MATERIAL FOR THIS EXERCISE start

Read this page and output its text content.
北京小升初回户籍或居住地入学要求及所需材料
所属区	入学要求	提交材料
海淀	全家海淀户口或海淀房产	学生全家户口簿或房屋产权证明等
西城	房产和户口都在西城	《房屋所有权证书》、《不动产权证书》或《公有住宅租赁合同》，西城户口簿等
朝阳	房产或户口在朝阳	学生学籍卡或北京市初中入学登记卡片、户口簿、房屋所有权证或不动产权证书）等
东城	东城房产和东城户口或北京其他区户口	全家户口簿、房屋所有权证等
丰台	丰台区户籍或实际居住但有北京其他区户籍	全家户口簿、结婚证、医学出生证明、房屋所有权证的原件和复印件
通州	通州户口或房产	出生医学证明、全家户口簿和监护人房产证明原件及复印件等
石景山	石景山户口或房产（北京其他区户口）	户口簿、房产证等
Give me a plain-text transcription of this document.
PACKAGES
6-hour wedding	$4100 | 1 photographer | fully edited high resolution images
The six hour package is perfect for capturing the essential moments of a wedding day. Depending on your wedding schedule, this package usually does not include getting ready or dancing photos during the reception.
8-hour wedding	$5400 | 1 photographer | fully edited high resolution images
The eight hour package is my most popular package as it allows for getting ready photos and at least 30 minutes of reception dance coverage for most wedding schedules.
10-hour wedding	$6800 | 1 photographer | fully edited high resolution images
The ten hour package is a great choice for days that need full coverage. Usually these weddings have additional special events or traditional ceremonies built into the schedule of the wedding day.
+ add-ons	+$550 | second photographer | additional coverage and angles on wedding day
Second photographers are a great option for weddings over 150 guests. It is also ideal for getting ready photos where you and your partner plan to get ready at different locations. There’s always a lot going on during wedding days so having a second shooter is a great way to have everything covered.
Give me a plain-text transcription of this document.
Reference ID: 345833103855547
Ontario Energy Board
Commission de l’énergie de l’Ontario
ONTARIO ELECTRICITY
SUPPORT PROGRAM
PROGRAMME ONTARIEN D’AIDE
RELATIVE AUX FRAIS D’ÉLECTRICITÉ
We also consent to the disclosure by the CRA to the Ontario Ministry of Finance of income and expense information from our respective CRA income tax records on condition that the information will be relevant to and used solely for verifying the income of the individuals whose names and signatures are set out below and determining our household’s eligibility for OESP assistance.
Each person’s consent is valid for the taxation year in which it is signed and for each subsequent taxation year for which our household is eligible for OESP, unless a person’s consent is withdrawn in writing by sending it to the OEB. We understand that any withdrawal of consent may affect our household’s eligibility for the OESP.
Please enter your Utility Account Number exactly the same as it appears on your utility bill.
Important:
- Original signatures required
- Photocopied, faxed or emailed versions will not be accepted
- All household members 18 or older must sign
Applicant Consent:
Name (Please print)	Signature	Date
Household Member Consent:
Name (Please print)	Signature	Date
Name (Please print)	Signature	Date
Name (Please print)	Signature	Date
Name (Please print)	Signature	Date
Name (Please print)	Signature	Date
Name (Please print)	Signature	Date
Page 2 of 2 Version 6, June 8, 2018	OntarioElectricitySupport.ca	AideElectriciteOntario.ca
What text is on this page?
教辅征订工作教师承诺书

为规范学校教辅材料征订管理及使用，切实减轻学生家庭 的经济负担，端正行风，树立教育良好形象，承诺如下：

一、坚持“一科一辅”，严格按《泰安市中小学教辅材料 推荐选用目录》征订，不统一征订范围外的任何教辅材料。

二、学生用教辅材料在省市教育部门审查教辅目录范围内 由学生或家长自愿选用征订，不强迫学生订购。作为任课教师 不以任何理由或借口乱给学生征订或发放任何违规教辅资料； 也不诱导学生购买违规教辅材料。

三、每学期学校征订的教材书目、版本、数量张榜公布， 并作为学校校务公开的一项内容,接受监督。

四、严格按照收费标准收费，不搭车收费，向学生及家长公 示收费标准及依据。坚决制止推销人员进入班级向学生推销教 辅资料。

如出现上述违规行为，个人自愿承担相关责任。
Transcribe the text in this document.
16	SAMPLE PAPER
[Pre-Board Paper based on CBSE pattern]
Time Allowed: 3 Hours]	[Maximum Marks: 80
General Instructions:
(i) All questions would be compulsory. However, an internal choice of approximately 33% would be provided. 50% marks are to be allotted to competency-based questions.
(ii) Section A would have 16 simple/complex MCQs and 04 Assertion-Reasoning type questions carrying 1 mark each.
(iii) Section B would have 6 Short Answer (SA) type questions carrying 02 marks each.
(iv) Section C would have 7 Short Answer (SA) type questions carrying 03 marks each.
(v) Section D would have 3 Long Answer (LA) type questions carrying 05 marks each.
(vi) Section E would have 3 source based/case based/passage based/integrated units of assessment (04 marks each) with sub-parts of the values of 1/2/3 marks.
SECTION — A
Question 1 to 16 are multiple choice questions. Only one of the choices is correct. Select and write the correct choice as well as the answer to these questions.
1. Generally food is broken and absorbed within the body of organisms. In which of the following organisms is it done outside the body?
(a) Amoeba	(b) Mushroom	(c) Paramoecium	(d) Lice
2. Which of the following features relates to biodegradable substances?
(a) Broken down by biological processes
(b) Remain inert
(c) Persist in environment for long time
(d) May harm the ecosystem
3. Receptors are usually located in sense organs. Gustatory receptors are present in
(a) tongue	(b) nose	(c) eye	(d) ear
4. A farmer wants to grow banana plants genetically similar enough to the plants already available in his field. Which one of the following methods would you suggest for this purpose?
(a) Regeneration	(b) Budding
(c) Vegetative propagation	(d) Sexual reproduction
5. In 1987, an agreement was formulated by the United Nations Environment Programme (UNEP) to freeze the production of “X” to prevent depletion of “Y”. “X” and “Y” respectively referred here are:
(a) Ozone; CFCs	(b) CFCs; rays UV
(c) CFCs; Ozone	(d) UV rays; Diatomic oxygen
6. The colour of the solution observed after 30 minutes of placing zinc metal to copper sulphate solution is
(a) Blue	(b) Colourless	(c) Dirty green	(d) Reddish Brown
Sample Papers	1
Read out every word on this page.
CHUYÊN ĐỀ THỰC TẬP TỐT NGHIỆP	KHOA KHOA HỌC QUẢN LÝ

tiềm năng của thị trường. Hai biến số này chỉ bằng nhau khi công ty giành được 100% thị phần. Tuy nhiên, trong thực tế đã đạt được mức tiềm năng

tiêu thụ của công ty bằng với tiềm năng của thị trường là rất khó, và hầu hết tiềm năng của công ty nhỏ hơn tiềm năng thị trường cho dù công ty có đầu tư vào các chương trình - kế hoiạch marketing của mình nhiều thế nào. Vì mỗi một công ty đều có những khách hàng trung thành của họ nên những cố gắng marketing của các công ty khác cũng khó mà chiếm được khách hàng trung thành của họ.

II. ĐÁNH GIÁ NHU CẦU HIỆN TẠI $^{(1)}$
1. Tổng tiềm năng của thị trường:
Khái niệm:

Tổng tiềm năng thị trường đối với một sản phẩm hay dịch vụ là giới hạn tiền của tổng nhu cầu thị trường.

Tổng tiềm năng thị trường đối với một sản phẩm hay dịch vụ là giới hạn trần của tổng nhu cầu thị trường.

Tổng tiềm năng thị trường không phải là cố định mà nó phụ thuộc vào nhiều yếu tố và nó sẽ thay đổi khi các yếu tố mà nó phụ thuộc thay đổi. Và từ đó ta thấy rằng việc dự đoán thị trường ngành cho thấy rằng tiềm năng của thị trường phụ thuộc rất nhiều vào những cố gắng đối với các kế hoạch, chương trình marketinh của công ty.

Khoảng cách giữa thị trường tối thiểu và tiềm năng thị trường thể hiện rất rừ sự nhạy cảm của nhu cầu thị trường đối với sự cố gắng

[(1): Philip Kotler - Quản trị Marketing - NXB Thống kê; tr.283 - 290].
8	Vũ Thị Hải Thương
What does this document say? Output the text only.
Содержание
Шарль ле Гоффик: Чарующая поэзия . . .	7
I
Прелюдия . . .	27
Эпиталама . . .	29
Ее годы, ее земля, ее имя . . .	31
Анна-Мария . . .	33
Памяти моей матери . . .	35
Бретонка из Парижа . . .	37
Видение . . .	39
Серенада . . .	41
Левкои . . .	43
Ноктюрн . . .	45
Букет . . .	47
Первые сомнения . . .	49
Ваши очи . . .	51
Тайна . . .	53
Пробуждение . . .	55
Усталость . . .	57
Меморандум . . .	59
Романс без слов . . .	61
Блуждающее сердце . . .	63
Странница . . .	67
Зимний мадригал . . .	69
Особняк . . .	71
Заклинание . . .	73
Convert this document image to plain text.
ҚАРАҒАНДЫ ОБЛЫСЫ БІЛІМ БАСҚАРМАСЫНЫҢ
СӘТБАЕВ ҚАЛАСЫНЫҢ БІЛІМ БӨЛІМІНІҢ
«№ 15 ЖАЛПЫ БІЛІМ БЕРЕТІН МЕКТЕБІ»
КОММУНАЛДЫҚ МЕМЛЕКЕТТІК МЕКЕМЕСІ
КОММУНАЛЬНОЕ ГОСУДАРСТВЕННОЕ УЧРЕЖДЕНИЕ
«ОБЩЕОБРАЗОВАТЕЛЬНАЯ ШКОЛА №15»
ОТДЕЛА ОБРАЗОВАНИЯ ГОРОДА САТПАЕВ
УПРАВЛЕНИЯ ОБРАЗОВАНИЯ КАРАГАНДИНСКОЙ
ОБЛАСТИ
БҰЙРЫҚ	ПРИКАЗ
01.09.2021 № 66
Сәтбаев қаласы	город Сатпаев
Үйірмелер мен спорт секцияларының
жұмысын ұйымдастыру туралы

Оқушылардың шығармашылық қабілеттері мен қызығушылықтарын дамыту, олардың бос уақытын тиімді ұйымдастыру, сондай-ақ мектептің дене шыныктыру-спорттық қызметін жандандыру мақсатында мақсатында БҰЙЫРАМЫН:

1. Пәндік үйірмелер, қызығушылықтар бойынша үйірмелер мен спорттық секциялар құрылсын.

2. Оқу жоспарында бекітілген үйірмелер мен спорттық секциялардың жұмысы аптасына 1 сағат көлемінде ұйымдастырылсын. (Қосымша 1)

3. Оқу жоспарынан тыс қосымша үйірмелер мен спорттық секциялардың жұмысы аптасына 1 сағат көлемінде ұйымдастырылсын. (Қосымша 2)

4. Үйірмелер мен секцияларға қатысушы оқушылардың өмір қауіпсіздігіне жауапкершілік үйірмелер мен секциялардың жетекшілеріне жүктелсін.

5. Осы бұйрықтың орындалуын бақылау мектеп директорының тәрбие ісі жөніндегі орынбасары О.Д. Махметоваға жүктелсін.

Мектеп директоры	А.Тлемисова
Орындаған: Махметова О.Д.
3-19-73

MATERIAL FOR THIS EXERCISE end

# [STATED GOAL]
Find the word "OESP" and list each line it appears in.

# [FULL RESPONSE]
We also consent to the disclosure by the CRA to the Ontario Ministry of Finance of income and expense information from our respective CRA income tax records on condition that the information will be relevant to and used solely for verifying the income of the individuals whose names and signatures are set out below and determining our household’s eligibility for OESP assistance.
Each person’s consent is valid for the taxation year in which it is signed and for each subsequent taxation year for which our household is eligible for OESP, unless a person’s consent is withdrawn in writing by sending it to the OEB. We understand that any withdrawal of consent may affect our household’s eligibility for the OESP.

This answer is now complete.